Challenge — Count how many lines below contain the word "offset", then give that number alone.

═════ Records for this task

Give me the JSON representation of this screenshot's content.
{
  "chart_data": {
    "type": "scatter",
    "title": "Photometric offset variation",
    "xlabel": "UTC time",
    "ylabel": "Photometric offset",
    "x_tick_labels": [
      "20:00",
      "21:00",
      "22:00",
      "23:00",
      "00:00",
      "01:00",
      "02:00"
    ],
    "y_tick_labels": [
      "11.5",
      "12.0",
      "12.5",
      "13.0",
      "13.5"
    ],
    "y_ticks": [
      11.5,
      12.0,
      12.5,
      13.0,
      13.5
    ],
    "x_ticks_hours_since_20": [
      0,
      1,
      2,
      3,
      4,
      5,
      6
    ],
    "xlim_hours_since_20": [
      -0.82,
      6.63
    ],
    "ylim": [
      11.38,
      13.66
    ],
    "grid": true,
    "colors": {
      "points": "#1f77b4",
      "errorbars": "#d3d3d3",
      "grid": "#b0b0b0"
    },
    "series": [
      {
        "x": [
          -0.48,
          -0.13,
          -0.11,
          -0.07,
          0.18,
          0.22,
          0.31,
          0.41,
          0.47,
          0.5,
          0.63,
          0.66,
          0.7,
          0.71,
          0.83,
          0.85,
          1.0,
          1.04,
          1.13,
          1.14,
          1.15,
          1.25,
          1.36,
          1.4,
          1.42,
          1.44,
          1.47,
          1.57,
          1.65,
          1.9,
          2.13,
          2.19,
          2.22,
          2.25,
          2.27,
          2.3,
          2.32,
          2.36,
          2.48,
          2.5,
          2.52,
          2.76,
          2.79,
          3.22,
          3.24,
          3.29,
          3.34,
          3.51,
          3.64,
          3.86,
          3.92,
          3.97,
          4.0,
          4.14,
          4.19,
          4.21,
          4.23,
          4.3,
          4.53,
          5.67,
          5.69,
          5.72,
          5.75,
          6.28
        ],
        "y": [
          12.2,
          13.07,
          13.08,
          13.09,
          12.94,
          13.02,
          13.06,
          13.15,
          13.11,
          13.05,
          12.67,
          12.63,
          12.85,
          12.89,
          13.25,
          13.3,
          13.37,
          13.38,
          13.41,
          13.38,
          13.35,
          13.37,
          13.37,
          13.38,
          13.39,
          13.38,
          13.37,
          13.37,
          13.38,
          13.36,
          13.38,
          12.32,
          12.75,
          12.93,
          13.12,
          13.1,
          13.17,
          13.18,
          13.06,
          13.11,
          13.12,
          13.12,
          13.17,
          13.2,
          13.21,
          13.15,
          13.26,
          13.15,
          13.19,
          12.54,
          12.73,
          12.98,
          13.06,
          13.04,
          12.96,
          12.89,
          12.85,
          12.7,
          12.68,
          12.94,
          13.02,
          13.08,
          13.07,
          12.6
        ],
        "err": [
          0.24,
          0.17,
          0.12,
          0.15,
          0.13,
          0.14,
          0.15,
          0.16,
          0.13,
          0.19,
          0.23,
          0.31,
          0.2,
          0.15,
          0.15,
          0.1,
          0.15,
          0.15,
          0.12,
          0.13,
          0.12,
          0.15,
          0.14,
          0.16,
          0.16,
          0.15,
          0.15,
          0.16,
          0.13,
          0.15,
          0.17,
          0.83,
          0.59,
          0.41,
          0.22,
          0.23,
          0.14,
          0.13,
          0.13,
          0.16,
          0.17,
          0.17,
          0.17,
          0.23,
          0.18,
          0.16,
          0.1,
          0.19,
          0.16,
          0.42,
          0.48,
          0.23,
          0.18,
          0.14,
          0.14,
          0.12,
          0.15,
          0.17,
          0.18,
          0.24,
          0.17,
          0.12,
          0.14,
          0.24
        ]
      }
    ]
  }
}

══════════

Result of this exercise — 2